Each record below should appear again exactly as written.

───── Stored rows ─────

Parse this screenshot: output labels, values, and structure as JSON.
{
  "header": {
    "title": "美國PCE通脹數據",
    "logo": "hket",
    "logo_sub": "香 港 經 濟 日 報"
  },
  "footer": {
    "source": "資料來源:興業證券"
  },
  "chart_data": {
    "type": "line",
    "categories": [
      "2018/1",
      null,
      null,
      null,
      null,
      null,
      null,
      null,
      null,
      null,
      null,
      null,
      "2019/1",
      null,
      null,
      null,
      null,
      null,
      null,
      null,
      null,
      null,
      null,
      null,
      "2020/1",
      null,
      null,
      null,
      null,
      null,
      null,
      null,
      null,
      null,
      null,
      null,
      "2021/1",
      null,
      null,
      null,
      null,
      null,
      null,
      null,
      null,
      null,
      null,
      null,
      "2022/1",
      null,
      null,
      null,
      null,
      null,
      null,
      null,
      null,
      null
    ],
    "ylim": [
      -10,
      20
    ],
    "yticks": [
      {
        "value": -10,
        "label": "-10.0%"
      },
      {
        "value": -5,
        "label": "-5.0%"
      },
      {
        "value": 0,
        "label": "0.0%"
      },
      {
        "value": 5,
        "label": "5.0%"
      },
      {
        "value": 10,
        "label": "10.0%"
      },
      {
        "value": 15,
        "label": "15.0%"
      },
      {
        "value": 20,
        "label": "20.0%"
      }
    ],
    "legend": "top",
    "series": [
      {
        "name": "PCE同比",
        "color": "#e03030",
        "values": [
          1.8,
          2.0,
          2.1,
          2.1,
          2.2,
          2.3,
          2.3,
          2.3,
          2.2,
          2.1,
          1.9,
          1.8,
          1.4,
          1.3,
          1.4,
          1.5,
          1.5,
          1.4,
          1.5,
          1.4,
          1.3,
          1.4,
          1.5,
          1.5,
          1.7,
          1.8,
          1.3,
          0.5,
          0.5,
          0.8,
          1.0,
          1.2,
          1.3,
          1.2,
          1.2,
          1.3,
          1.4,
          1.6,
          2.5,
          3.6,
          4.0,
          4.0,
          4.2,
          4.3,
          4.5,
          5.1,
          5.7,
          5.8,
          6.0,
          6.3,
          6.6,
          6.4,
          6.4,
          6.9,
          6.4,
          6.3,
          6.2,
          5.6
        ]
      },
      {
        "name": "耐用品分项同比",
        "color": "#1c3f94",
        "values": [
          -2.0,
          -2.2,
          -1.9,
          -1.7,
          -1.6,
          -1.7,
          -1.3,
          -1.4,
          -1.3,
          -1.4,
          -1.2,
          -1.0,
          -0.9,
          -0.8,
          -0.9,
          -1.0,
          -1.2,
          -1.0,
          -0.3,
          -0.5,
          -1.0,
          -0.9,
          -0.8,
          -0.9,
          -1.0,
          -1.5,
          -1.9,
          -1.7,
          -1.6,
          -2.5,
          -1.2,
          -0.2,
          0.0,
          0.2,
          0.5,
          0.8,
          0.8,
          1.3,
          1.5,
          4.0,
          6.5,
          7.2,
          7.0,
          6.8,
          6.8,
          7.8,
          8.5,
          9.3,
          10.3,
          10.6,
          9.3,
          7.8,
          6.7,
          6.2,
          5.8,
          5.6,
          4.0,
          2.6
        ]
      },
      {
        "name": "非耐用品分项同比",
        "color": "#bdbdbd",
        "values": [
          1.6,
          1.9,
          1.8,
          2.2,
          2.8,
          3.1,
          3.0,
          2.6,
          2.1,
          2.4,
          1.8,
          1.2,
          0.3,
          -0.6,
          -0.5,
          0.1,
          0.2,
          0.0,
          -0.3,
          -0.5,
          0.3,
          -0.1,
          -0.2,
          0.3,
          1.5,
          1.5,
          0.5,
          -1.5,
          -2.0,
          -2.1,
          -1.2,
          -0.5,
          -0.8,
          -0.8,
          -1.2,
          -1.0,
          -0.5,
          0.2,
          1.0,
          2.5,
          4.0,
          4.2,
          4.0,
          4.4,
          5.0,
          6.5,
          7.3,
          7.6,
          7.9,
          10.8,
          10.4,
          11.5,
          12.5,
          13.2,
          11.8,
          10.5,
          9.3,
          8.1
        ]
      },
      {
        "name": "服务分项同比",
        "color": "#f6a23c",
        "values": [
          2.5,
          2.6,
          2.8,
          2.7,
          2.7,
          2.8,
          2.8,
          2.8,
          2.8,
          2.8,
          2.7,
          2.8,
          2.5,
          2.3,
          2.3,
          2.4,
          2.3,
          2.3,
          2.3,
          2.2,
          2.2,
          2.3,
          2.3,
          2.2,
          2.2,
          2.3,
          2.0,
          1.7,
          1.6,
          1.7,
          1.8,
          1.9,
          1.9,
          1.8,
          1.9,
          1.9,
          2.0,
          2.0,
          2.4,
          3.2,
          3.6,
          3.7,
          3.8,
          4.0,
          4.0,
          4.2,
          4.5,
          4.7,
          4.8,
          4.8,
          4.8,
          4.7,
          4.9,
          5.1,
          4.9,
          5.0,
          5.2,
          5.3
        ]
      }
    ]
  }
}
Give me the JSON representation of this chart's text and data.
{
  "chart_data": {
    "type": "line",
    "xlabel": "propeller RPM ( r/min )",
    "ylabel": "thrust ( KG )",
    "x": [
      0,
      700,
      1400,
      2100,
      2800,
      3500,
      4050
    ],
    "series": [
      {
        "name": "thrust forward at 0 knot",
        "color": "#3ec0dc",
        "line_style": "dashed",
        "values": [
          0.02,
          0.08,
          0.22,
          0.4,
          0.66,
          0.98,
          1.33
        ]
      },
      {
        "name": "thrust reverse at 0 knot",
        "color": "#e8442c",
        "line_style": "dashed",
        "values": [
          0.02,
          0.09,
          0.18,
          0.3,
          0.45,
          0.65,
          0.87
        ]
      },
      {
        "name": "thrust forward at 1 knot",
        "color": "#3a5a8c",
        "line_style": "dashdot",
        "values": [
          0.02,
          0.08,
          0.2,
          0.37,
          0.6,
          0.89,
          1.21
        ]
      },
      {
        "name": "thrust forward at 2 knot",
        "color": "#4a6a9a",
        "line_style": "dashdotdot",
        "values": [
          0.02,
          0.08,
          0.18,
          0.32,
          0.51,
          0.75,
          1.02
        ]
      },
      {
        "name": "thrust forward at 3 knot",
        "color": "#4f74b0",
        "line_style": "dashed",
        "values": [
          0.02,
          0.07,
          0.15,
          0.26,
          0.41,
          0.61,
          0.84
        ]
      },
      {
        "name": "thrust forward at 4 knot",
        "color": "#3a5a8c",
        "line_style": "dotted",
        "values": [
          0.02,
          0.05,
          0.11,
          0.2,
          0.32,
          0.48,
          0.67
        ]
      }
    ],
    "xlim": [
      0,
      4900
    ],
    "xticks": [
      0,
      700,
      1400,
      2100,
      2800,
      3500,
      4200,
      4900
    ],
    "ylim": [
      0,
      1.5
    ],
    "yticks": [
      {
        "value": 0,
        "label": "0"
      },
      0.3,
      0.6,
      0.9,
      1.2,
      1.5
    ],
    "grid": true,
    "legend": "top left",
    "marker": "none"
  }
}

─────

The result -
Parse this screenshot: output labels, values, and structure as JSON.
{
  "header": {
    "title": "美國PCE通脹數據",
    "logo": "hket",
    "logo_sub": "香 港 經 濟 日 報"
  },
  "footer": {
    "source": "資料來源:興業證券"
  },
  "chart_data": {
    "type": "line",
    "categories": [
      "2018/1",
      null,
      null,
      null,
      null,
      null,
      null,
      null,
      null,
      null,
      null,
      null,
      "2019/1",
      null,
      null,
      null,
      null,
      null,
      null,
      null,
      null,
      null,
      null,
      null,
      "2020/1",
      null,
      null,
      null,
      null,
      null,
      null,
      null,
      null,
      null,
      null,
      null,
      "2021/1",
      null,
      null,
      null,
      null,
      null,
      null,
      null,
      null,
      null,
      null,
      null,
      "2022/1",
      null,
      null,
      null,
      null,
      null,
      null,
      null,
      null,
      null
    ],
    "ylim": [
      -10,
      20
    ],
    "yticks": [
      {
        "value": -10,
        "label": "-10.0%"
      },
      {
        "value": -5,
        "label": "-5.0%"
      },
      {
        "value": 0,
        "label": "0.0%"
      },
      {
        "value": 5,
        "label": "5.0%"
      },
      {
        "value": 10,
        "label": "10.0%"
      },
      {
        "value": 15,
        "label": "15.0%"
      },
      {
        "value": 20,
        "label": "20.0%"
      }
    ],
    "legend": "top",
    "series": [
      {
        "name": "PCE同比",
        "color": "#e03030",
        "values": [
          1.8,
          2.0,
          2.1,
          2.1,
          2.2,
          2.3,
          2.3,
          2.3,
          2.2,
          2.1,
          1.9,
          1.8,
          1.4,
          1.3,
          1.4,
          1.5,
          1.5,
          1.4,
          1.5,
          1.4,
          1.3,
          1.4,
          1.5,
          1.5,
          1.7,
          1.8,
          1.3,
          0.5,
          0.5,
          0.8,
          1.0,
          1.2,
          1.3,
          1.2,
          1.2,
          1.3,
          1.4,
          1.6,
          2.5,
          3.6,
          4.0,
          4.0,
          4.2,
          4.3,
          4.5,
          5.1,
          5.7,
          5.8,
          6.0,
          6.3,
          6.6,
          6.4,
          6.4,
          6.9,
          6.4,
          6.3,
          6.2,
          5.6
        ]
      },
      {
        "name": "耐用品分项同比",
        "color": "#1c3f94",
        "values": [
          -2.0,
          -2.2,
          -1.9,
          -1.7,
          -1.6,
          -1.7,
          -1.3,
          -1.4,
          -1.3,
          -1.4,
          -1.2,
          -1.0,
          -0.9,
          -0.8,
          -0.9,
          -1.0,
          -1.2,
          -1.0,
          -0.3,
          -0.5,
          -1.0,
          -0.9,
          -0.8,
          -0.9,
          -1.0,
          -1.5,
          -1.9,
          -1.7,
          -1.6,
          -2.5,
          -1.2,
          -0.2,
          0.0,
          0.2,
          0.5,
          0.8,
          0.8,
          1.3,
          1.5,
          4.0,
          6.5,
          7.2,
          7.0,
          6.8,
          6.8,
          7.8,
          8.5,
          9.3,
          10.3,
          10.6,
          9.3,
          7.8,
          6.7,
          6.2,
          5.8,
          5.6,
          4.0,
          2.6
        ]
      },
      {
        "name": "非耐用品分项同比",
        "color": "#bdbdbd",
        "values": [
          1.6,
          1.9,
          1.8,
          2.2,
          2.8,
          3.1,
          3.0,
          2.6,
          2.1,
          2.4,
          1.8,
          1.2,
          0.3,
          -0.6,
          -0.5,
          0.1,
          0.2,
          0.0,
          -0.3,
          -0.5,
          0.3,
          -0.1,
          -0.2,
          0.3,
          1.5,
          1.5,
          0.5,
          -1.5,
          -2.0,
          -2.1,
          -1.2,
          -0.5,
          -0.8,
          -0.8,
          -1.2,
          -1.0,
          -0.5,
          0.2,
          1.0,
          2.5,
          4.0,
          4.2,
          4.0,
          4.4,
          5.0,
          6.5,
          7.3,
          7.6,
          7.9,
          10.8,
          10.4,
          11.5,
          12.5,
          13.2,
          11.8,
          10.5,
          9.3,
          8.1
        ]
      },
      {
        "name": "服务分项同比",
        "color": "#f6a23c",
        "values": [
          2.5,
          2.6,
          2.8,
          2.7,
          2.7,
          2.8,
          2.8,
          2.8,
          2.8,
          2.8,
          2.7,
          2.8,
          2.5,
          2.3,
          2.3,
          2.4,
          2.3,
          2.3,
          2.3,
          2.2,
          2.2,
          2.3,
          2.3,
          2.2,
          2.2,
          2.3,
          2.0,
          1.7,
          1.6,
          1.7,
          1.8,
          1.9,
          1.9,
          1.8,
          1.9,
          1.9,
          2.0,
          2.0,
          2.4,
          3.2,
          3.6,
          3.7,
          3.8,
          4.0,
          4.0,
          4.2,
          4.5,
          4.7,
          4.8,
          4.8,
          4.8,
          4.7,
          4.9,
          5.1,
          4.9,
          5.0,
          5.2,
          5.3
        ]
      }
    ]
  }
}
Give me the JSON representation of this chart's text and data.
{
  "chart_data": {
    "type": "line",
    "xlabel": "propeller RPM ( r/min )",
    "ylabel": "thrust ( KG )",
    "x": [
      0,
      700,
      1400,
      2100,
      2800,
      3500,
      4050
    ],
    "series": [
      {
        "name": "thrust forward at 0 knot",
        "color": "#3ec0dc",
        "line_style": "dashed",
        "values": [
          0.02,
          0.08,
          0.22,
          0.4,
          0.66,
          0.98,
          1.33
        ]
      },
      {
        "name": "thrust reverse at 0 knot",
        "color": "#e8442c",
        "line_style": "dashed",
        "values": [
          0.02,
          0.09,
          0.18,
          0.3,
          0.45,
          0.65,
          0.87
        ]
      },
      {
        "name": "thrust forward at 1 knot",
        "color": "#3a5a8c",
        "line_style": "dashdot",
        "values": [
          0.02,
          0.08,
          0.2,
          0.37,
          0.6,
          0.89,
          1.21
        ]
      },
      {
        "name": "thrust forward at 2 knot",
        "color": "#4a6a9a",
        "line_style": "dashdotdot",
        "values": [
          0.02,
          0.08,
          0.18,
          0.32,
          0.51,
          0.75,
          1.02
        ]
      },
      {
        "name": "thrust forward at 3 knot",
        "color": "#4f74b0",
        "line_style": "dashed",
        "values": [
          0.02,
          0.07,
          0.15,
          0.26,
          0.41,
          0.61,
          0.84
        ]
      },
      {
        "name": "thrust forward at 4 knot",
        "color": "#3a5a8c",
        "line_style": "dotted",
        "values": [
          0.02,
          0.05,
          0.11,
          0.2,
          0.32,
          0.48,
          0.67
        ]
      }
    ],
    "xlim": [
      0,
      4900
    ],
    "xticks": [
      0,
      700,
      1400,
      2100,
      2800,
      3500,
      4200,
      4900
    ],
    "ylim": [
      0,
      1.5
    ],
    "yticks": [
      {
        "value": 0,
        "label": "0"
      },
      0.3,
      0.6,
      0.9,
      1.2,
      1.5
    ],
    "grid": true,
    "legend": "top left",
    "marker": "none"
  }
}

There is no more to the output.